## DO THIS
Once the pictures are set aside, transcribe the remaining data exactly.

## RECORDS TO USE
## BEGIN

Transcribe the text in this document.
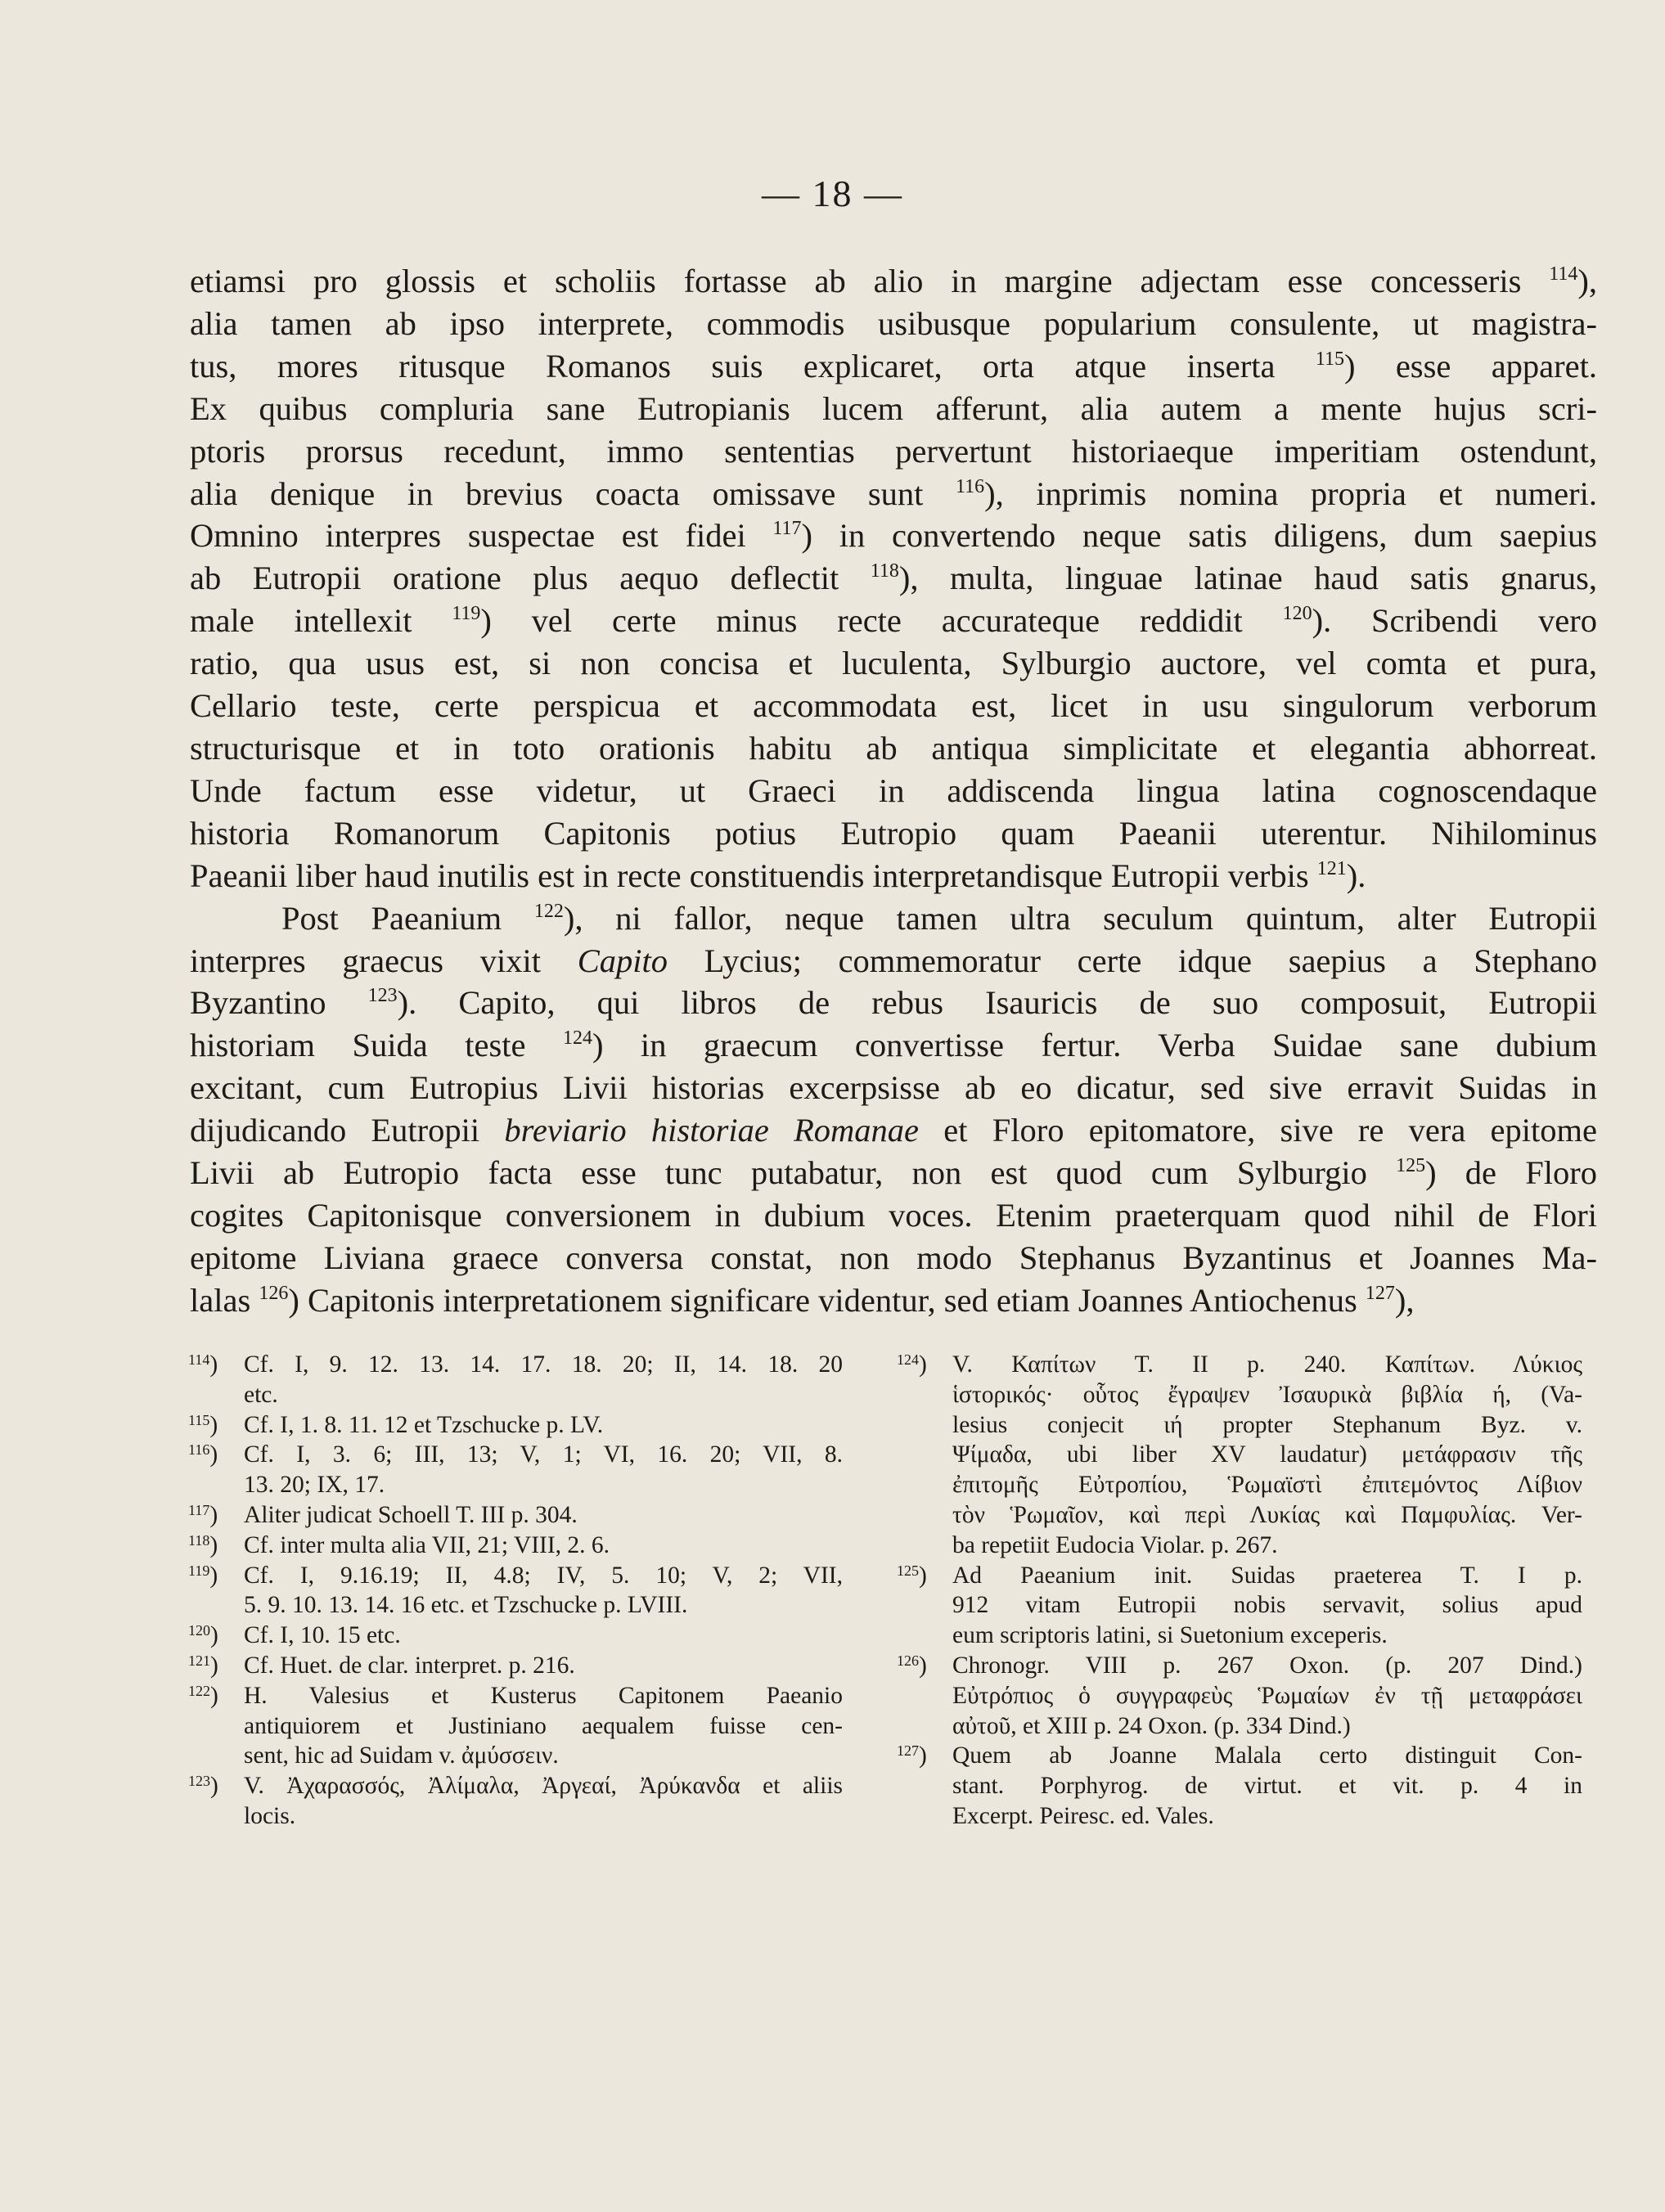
— 18 —
etiamsi pro glossis et scholiis fortasse ab alio in margine adjectam esse concesseris $^{114}$),
alia tamen ab ipso interprete, commodis usibusque popularium consulente, ut magistra-
tus, mores ritusque Romanos suis explicaret, orta atque inserta $^{115}$) esse apparet.
Ex quibus compluria sane Eutropianis lucem afferunt, alia autem a mente hujus scri-
ptoris prorsus recedunt, immo sententias pervertunt historiaeque imperitiam ostendunt,
alia denique in brevius coacta omissave sunt $^{116}$), inprimis nomina propria et numeri.
Omnino interpres suspectae est fidei $^{117}$) in convertendo neque satis diligens, dum saepius
ab Eutropii oratione plus aequo deflectit $^{118}$), multa, linguae latinae haud satis gnarus,
male intellexit $^{119}$) vel certe minus recte accurateque reddidit $^{120}$). Scribendi vero
ratio, qua usus est, si non concisa et luculenta, Sylburgio auctore, vel comta et pura,
Cellario teste, certe perspicua et accommodata est, licet in usu singulorum verborum
structurisque et in toto orationis habitu ab antiqua simplicitate et elegantia abhorreat.
Unde factum esse videtur, ut Graeci in addiscenda lingua latina cognoscendaque
historia Romanorum Capitonis potius Eutropio quam Paeanii uterentur. Nihilominus
Paeanii liber haud inutilis est in recte constituendis interpretandisque Eutropii verbis $^{121}$).
Post Paeanium $^{122}$), ni fallor, neque tamen ultra seculum quintum, alter Eutropii
interpres graecus vixit Capito Lycius; commemoratur certe idque saepius a Stephano
Byzantino $^{123}$). Capito, qui libros de rebus Isauricis de suo composuit, Eutropii
historiam Suida teste $^{124}$) in graecum convertisse fertur. Verba Suidae sane dubium
excitant, cum Eutropius Livii historias excerpsisse ab eo dicatur, sed sive erravit Suidas in
dijudicando Eutropii breviario historiae Romanae et Floro epitomatore, sive re vera epitome
Livii ab Eutropio facta esse tunc putabatur, non est quod cum Sylburgio $^{125}$) de Floro
cogites Capitonisque conversionem in dubium voces. Etenim praeterquam quod nihil de Flori
epitome Liviana graece conversa constat, non modo Stephanus Byzantinus et Joannes Ma-
lalas $^{126}$) Capitonis interpretationem significare videntur, sed etiam Joannes Antiochenus $^{127}$),
$^{114}$) Cf. I, 9. 12. 13. 14. 17. 18. 20; II, 14. 18. 20
etc.
$^{115}$) Cf. I, 1. 8. 11. 12 et Tzschucke p. LV.
$^{116}$) Cf. I, 3. 6; III, 13; V, 1; VI, 16. 20; VII, 8.
13. 20; IX, 17.
$^{117}$) Aliter judicat Schoell T. III p. 304.
$^{118}$) Cf. inter multa alia VII, 21; VIII, 2. 6.
$^{119}$) Cf. I, 9.16.19; II, 4.8; IV, 5. 10; V, 2; VII,
5. 9. 10. 13. 14. 16 etc. et Tzschucke p. LVIII.
$^{120}$) Cf. I, 10. 15 etc.
$^{121}$) Cf. Huet. de clar. interpret. p. 216.
$^{122}$) H. Valesius et Kusterus Capitonem Paeanio
antiquiorem et Justiniano aequalem fuisse cen-
sent, hic ad Suidam v. ἀμύσσειν.
$^{123}$) V. Ἀχαρασσός, Ἀλίμαλα, Ἀργεαί, Ἀρύκανδα et aliis
locis.
$^{124}$) V. Καπίτων T. II p. 240. Καπίτων. Λύκιος
ἱστορικός· οὗτος ἔγραψεν Ἰσαυρικὰ βιβλία ή, (Va-
lesius conjecit ιή propter Stephanum Byz. v.
Ψίμαδα, ubi liber XV laudatur) μετάφρασιν τῆς
ἐπιτομῆς Εὐτροπίου, Ῥωμαϊστὶ ἐπιτεμόντος Λίβιον
τὸν Ῥωμαῖον, καὶ περὶ Λυκίας καὶ Παμφυλίας. Ver-
ba repetiit Eudocia Violar. p. 267.
$^{125}$) Ad Paeanium init. Suidas praeterea T. I p.
912 vitam Eutropii nobis servavit, solius apud
eum scriptoris latini, si Suetonium exceperis.
$^{126}$) Chronogr. VIII p. 267 Oxon. (p. 207 Dind.)
Εὐτρόπιος ὁ συγγραφεὺς Ῥωμαίων ἐν τῇ μεταφράσει
αὐτοῦ, et XIII p. 24 Oxon. (p. 334 Dind.)
$^{127}$) Quem ab Joanne Malala certo distinguit Con-
stant. Porphyrog. de virtut. et vit. p. 4 in
Excerpt. Peiresc. ed. Vales.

## END

## SOLUTION TO THIS PROBLEM
Transcribe the text in this document.
— 18 —
etiamsi pro glossis et scholiis fortasse ab alio in margine adjectam esse concesseris $^{114}$),
alia tamen ab ipso interprete, commodis usibusque popularium consulente, ut magistra-
tus, mores ritusque Romanos suis explicaret, orta atque inserta $^{115}$) esse apparet.
Ex quibus compluria sane Eutropianis lucem afferunt, alia autem a mente hujus scri-
ptoris prorsus recedunt, immo sententias pervertunt historiaeque imperitiam ostendunt,
alia denique in brevius coacta omissave sunt $^{116}$), inprimis nomina propria et numeri.
Omnino interpres suspectae est fidei $^{117}$) in convertendo neque satis diligens, dum saepius
ab Eutropii oratione plus aequo deflectit $^{118}$), multa, linguae latinae haud satis gnarus,
male intellexit $^{119}$) vel certe minus recte accurateque reddidit $^{120}$). Scribendi vero
ratio, qua usus est, si non concisa et luculenta, Sylburgio auctore, vel comta et pura,
Cellario teste, certe perspicua et accommodata est, licet in usu singulorum verborum
structurisque et in toto orationis habitu ab antiqua simplicitate et elegantia abhorreat.
Unde factum esse videtur, ut Graeci in addiscenda lingua latina cognoscendaque
historia Romanorum Capitonis potius Eutropio quam Paeanii uterentur. Nihilominus
Paeanii liber haud inutilis est in recte constituendis interpretandisque Eutropii verbis $^{121}$).
Post Paeanium $^{122}$), ni fallor, neque tamen ultra seculum quintum, alter Eutropii
interpres graecus vixit Capito Lycius; commemoratur certe idque saepius a Stephano
Byzantino $^{123}$). Capito, qui libros de rebus Isauricis de suo composuit, Eutropii
historiam Suida teste $^{124}$) in graecum convertisse fertur. Verba Suidae sane dubium
excitant, cum Eutropius Livii historias excerpsisse ab eo dicatur, sed sive erravit Suidas in
dijudicando Eutropii breviario historiae Romanae et Floro epitomatore, sive re vera epitome
Livii ab Eutropio facta esse tunc putabatur, non est quod cum Sylburgio $^{125}$) de Floro
cogites Capitonisque conversionem in dubium voces. Etenim praeterquam quod nihil de Flori
epitome Liviana graece conversa constat, non modo Stephanus Byzantinus et Joannes Ma-
lalas $^{126}$) Capitonis interpretationem significare videntur, sed etiam Joannes Antiochenus $^{127}$),
$^{114}$) Cf. I, 9. 12. 13. 14. 17. 18. 20; II, 14. 18. 20
etc.
$^{115}$) Cf. I, 1. 8. 11. 12 et Tzschucke p. LV.
$^{116}$) Cf. I, 3. 6; III, 13; V, 1; VI, 16. 20; VII, 8.
13. 20; IX, 17.
$^{117}$) Aliter judicat Schoell T. III p. 304.
$^{118}$) Cf. inter multa alia VII, 21; VIII, 2. 6.
$^{119}$) Cf. I, 9.16.19; II, 4.8; IV, 5. 10; V, 2; VII,
5. 9. 10. 13. 14. 16 etc. et Tzschucke p. LVIII.
$^{120}$) Cf. I, 10. 15 etc.
$^{121}$) Cf. Huet. de clar. interpret. p. 216.
$^{122}$) H. Valesius et Kusterus Capitonem Paeanio
antiquiorem et Justiniano aequalem fuisse cen-
sent, hic ad Suidam v. ἀμύσσειν.
$^{123}$) V. Ἀχαρασσός, Ἀλίμαλα, Ἀργεαί, Ἀρύκανδα et aliis
locis.
$^{124}$) V. Καπίτων T. II p. 240. Καπίτων. Λύκιος
ἱστορικός· οὗτος ἔγραψεν Ἰσαυρικὰ βιβλία ή, (Va-
lesius conjecit ιή propter Stephanum Byz. v.
Ψίμαδα, ubi liber XV laudatur) μετάφρασιν τῆς
ἐπιτομῆς Εὐτροπίου, Ῥωμαϊστὶ ἐπιτεμόντος Λίβιον
τὸν Ῥωμαῖον, καὶ περὶ Λυκίας καὶ Παμφυλίας. Ver-
ba repetiit Eudocia Violar. p. 267.
$^{125}$) Ad Paeanium init. Suidas praeterea T. I p.
912 vitam Eutropii nobis servavit, solius apud
eum scriptoris latini, si Suetonium exceperis.
$^{126}$) Chronogr. VIII p. 267 Oxon. (p. 207 Dind.)
Εὐτρόπιος ὁ συγγραφεὺς Ῥωμαίων ἐν τῇ μεταφράσει
αὐτοῦ, et XIII p. 24 Oxon. (p. 334 Dind.)
$^{127}$) Quem ab Joanne Malala certo distinguit Con-
stant. Porphyrog. de virtut. et vit. p. 4 in
Excerpt. Peiresc. ed. Vales.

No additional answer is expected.